Exercise materials:
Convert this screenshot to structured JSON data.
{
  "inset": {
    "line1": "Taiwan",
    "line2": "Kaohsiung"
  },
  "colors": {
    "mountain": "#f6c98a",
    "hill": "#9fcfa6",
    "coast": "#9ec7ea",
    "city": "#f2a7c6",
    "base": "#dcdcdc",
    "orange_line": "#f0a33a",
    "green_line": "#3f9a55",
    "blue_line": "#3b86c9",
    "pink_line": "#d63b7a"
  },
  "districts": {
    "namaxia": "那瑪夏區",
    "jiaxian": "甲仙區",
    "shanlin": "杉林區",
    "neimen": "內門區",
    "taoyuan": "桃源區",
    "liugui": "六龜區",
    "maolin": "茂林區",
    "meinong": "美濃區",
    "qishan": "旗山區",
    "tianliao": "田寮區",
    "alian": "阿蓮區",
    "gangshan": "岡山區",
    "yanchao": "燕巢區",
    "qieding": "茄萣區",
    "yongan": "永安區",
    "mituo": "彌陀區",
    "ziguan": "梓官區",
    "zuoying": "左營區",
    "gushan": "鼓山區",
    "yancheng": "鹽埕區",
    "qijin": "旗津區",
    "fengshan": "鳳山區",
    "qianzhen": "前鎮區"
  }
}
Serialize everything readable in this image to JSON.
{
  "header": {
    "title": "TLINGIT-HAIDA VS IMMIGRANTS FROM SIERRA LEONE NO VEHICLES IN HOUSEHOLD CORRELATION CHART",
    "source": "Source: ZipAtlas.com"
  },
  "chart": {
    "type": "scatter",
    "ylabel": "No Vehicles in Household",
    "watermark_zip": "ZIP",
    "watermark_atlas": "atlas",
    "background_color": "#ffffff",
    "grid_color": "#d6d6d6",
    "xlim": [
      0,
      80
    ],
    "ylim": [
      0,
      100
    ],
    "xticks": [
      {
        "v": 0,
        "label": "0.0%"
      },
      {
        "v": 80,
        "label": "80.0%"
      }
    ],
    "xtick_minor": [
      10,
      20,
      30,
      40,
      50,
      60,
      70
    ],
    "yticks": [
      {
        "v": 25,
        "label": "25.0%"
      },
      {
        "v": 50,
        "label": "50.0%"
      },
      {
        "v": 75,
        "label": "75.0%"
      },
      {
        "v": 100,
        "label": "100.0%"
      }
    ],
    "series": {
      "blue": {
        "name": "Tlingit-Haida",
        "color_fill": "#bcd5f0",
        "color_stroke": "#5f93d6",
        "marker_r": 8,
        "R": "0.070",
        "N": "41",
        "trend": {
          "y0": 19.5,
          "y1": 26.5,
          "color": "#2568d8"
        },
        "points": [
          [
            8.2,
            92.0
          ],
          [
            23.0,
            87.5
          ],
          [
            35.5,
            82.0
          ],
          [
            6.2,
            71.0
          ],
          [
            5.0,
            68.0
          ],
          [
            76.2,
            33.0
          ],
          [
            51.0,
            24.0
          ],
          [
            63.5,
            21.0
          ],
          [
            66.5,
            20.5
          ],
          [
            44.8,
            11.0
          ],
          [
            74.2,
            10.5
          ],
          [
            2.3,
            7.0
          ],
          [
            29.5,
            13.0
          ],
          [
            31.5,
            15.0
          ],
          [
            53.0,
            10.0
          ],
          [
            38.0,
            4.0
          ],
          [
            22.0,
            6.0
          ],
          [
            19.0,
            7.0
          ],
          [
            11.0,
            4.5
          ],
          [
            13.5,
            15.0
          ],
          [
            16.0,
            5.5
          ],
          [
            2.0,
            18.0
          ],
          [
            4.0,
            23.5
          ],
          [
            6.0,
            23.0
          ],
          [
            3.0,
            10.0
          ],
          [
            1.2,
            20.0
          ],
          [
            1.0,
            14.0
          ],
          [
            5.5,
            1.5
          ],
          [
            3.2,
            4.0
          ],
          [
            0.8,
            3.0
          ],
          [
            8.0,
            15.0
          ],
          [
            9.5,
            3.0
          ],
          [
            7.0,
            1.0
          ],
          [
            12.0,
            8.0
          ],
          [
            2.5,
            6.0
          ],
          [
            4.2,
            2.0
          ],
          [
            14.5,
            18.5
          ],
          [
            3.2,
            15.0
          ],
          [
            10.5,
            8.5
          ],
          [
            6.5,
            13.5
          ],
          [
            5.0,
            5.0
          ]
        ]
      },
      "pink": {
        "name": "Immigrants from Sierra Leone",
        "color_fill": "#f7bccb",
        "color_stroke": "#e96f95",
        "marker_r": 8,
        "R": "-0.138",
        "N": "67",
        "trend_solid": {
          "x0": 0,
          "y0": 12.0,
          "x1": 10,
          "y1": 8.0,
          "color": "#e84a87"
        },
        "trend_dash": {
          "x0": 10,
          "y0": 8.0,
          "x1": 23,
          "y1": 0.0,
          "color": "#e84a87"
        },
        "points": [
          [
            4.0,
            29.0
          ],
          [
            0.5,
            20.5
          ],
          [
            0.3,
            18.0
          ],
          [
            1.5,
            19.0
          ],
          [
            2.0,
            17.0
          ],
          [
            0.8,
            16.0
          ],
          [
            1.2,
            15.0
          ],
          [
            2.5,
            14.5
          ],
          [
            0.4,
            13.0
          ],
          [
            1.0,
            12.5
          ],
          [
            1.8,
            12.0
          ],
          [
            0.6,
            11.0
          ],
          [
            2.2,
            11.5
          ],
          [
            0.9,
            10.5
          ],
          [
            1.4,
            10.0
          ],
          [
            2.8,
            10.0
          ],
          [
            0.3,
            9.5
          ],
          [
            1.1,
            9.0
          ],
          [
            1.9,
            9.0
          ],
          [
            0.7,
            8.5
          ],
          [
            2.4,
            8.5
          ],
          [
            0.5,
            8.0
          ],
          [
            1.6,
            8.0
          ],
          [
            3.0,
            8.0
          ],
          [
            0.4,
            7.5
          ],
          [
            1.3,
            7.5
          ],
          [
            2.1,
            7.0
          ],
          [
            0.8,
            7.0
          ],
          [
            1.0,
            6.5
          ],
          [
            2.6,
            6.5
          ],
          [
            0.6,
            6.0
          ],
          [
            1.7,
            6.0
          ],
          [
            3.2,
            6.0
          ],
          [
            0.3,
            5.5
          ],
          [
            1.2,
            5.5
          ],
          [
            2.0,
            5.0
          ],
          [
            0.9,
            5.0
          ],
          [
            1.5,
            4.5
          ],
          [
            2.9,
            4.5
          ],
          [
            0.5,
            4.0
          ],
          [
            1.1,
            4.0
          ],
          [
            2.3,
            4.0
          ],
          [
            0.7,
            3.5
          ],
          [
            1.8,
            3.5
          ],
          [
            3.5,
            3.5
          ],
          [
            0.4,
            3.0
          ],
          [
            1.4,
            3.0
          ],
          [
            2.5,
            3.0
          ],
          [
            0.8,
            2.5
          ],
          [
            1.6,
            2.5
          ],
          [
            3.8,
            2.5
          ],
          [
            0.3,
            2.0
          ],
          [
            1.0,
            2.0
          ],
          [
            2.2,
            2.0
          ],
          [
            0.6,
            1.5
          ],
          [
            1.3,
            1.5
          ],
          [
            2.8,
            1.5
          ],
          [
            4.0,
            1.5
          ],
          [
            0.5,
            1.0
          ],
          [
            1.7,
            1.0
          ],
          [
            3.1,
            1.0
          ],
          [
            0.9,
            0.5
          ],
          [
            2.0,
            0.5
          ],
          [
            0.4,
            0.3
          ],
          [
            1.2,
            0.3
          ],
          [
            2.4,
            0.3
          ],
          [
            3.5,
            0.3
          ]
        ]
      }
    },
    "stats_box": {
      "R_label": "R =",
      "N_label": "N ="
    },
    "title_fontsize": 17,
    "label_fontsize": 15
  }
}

Exercise brief: Look above for every line with the word "JSON" and copy it.

Result for this exercise:
Convert this screenshot to structured JSON data.
Serialize everything readable in this image to JSON.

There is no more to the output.